→ What the task requires
Could you copy every line from the material below in which "description" appears?

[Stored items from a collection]
§
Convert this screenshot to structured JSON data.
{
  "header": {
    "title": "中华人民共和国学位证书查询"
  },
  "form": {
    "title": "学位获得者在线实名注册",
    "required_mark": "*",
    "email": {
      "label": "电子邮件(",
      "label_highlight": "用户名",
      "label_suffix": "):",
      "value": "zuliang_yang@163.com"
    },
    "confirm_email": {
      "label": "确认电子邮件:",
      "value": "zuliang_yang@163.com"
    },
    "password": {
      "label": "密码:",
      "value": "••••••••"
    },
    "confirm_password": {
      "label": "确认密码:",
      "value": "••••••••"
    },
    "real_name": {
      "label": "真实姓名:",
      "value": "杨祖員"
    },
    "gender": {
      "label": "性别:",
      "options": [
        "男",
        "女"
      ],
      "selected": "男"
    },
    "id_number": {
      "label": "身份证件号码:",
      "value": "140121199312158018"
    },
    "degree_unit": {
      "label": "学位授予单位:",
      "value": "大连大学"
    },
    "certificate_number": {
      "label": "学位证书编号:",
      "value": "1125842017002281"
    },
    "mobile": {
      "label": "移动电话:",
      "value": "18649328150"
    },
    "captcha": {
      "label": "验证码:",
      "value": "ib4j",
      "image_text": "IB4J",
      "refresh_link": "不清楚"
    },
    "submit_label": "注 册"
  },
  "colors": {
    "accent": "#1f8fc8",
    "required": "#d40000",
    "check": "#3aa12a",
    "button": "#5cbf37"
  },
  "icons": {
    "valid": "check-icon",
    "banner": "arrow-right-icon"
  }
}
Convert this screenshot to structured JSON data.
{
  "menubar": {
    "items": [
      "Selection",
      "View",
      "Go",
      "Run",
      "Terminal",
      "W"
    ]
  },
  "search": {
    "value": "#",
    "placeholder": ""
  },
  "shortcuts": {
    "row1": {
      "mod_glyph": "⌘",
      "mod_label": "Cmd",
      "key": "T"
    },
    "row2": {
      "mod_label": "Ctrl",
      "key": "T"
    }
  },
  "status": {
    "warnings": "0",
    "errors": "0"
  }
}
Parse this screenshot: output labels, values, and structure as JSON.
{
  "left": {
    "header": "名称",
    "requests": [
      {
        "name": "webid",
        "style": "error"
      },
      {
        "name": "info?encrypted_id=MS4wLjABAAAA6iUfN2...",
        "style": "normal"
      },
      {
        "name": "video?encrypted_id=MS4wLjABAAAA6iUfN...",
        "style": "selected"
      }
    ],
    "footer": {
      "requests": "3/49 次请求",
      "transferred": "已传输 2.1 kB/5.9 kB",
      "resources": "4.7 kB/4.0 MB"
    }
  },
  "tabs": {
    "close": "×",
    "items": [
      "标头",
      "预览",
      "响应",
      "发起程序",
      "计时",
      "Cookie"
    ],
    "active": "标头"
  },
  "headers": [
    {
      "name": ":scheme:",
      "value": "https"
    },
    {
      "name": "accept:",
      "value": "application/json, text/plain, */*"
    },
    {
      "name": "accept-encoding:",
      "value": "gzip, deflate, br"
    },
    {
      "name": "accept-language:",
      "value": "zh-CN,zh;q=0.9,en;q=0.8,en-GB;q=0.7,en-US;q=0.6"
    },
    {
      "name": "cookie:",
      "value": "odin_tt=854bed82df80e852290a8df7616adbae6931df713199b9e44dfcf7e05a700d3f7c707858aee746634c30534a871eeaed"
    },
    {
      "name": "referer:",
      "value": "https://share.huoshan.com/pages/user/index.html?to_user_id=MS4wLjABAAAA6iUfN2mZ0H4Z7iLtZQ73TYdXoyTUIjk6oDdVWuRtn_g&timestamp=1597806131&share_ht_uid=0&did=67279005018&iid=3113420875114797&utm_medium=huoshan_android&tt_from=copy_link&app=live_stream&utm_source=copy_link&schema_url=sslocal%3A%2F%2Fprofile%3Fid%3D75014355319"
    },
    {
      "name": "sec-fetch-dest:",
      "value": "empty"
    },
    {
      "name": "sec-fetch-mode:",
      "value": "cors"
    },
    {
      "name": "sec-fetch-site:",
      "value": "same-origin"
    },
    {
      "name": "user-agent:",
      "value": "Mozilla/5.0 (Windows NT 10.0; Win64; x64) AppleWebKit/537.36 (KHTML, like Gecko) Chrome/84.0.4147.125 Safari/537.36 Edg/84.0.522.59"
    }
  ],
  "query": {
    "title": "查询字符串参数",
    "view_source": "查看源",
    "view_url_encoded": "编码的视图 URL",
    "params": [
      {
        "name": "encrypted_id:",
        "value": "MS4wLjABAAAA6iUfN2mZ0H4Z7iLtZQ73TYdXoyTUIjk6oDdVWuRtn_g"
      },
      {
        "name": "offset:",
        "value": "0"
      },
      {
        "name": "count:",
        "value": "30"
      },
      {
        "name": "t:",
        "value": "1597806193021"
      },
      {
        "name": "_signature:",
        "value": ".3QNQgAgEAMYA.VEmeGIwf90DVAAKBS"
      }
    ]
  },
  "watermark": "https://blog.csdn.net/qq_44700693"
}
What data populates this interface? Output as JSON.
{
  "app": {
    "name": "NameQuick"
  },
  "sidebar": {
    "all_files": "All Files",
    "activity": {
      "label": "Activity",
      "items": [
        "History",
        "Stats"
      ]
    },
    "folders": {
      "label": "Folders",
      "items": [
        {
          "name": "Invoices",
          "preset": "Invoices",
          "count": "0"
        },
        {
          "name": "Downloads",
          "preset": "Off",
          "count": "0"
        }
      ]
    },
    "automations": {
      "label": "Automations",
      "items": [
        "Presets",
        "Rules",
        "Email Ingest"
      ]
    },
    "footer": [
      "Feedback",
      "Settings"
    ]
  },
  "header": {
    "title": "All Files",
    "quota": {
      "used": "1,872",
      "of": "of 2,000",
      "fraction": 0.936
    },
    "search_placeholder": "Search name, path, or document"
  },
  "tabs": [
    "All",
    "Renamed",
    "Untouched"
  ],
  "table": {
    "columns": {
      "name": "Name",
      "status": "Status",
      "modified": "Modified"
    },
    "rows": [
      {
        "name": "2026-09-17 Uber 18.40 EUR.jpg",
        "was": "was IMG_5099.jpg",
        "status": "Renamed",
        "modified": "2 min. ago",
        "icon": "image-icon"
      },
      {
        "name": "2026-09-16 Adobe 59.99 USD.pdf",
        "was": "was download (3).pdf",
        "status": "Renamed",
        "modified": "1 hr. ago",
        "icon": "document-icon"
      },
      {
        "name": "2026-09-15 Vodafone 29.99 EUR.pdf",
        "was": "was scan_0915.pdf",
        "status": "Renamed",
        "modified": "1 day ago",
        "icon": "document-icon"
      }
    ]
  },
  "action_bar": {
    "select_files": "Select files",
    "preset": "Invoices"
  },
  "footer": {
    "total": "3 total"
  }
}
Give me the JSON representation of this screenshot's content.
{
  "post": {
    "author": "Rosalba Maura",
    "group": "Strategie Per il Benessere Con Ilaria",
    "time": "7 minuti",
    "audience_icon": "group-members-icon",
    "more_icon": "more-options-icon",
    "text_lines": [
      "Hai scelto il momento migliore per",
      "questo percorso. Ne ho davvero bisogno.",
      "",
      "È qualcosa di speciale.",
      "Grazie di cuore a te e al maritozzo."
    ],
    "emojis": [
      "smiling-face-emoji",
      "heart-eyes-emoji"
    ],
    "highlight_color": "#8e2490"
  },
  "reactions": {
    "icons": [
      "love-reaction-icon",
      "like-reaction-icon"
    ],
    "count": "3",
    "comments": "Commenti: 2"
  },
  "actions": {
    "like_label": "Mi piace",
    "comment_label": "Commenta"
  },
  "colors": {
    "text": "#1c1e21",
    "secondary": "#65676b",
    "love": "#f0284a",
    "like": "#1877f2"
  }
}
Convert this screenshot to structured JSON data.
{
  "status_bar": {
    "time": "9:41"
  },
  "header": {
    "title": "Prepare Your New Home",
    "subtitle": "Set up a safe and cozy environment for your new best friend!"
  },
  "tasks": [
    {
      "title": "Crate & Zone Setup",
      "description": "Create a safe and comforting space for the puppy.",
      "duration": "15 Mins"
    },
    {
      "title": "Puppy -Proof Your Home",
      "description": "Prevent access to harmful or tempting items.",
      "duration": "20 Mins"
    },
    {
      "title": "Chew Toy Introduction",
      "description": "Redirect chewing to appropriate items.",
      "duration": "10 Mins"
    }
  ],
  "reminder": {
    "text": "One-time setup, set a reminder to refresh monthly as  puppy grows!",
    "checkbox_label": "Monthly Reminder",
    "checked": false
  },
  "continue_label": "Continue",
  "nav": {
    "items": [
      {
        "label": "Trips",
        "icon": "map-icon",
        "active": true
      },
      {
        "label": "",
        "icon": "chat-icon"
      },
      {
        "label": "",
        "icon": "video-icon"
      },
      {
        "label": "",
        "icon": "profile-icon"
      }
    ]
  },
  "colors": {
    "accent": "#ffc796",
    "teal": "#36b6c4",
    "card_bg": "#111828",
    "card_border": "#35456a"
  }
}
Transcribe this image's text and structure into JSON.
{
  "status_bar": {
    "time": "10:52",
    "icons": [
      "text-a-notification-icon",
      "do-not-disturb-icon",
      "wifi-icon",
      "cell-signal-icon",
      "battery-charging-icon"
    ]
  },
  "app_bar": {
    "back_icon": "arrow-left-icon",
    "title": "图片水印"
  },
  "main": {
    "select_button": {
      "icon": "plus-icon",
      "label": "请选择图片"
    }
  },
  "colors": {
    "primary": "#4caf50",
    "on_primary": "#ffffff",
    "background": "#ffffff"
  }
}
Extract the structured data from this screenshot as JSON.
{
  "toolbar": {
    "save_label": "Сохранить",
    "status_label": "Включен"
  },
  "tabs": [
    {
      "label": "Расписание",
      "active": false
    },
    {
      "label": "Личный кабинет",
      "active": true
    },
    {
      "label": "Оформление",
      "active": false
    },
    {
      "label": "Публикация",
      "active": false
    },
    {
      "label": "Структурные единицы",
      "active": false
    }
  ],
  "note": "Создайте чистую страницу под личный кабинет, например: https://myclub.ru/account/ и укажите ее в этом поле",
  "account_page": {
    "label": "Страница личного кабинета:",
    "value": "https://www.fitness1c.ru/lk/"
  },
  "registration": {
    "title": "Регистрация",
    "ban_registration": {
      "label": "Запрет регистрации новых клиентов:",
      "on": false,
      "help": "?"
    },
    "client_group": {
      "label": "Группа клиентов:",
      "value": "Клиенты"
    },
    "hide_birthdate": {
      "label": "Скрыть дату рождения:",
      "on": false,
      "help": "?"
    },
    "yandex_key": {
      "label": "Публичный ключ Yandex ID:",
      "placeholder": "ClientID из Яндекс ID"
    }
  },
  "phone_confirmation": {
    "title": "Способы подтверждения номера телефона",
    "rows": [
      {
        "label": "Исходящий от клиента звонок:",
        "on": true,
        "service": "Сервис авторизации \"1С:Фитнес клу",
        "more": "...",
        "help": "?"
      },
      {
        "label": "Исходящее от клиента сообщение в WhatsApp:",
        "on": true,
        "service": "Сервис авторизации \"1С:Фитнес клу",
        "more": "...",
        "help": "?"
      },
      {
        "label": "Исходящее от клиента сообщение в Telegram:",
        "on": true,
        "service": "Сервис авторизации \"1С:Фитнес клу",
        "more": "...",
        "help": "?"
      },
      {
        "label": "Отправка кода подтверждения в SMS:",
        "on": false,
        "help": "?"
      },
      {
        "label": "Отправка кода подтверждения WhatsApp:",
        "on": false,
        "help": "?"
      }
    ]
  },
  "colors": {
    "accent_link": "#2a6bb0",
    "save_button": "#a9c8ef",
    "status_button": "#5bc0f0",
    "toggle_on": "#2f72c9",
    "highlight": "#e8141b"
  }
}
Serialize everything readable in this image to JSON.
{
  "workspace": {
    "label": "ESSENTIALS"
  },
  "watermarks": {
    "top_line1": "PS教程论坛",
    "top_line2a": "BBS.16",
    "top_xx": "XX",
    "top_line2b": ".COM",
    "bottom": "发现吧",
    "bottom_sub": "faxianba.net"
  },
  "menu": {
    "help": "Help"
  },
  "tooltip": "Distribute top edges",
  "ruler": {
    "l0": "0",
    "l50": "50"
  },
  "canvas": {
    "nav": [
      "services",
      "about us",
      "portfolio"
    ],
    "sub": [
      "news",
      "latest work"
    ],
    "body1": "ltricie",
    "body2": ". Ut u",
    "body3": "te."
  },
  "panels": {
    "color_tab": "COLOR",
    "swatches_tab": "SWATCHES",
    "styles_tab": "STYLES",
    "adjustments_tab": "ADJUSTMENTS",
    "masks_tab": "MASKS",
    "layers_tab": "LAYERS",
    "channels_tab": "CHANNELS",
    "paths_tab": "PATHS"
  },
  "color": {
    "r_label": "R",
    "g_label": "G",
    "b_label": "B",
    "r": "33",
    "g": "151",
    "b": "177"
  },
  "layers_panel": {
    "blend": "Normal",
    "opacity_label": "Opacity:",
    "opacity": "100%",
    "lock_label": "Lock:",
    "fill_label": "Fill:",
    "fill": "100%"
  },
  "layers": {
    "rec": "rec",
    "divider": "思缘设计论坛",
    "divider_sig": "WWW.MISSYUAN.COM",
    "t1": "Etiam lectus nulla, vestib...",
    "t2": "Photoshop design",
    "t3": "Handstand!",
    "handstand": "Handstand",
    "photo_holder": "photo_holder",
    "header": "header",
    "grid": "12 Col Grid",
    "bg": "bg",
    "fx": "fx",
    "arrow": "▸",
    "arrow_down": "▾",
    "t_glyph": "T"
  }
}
§
→ Full solution
      "description": "Create a safe and comforting space for the puppy.",
      "description": "Prevent access to harmful or tempting items.",
      "description": "Redirect chewing to appropriate items.",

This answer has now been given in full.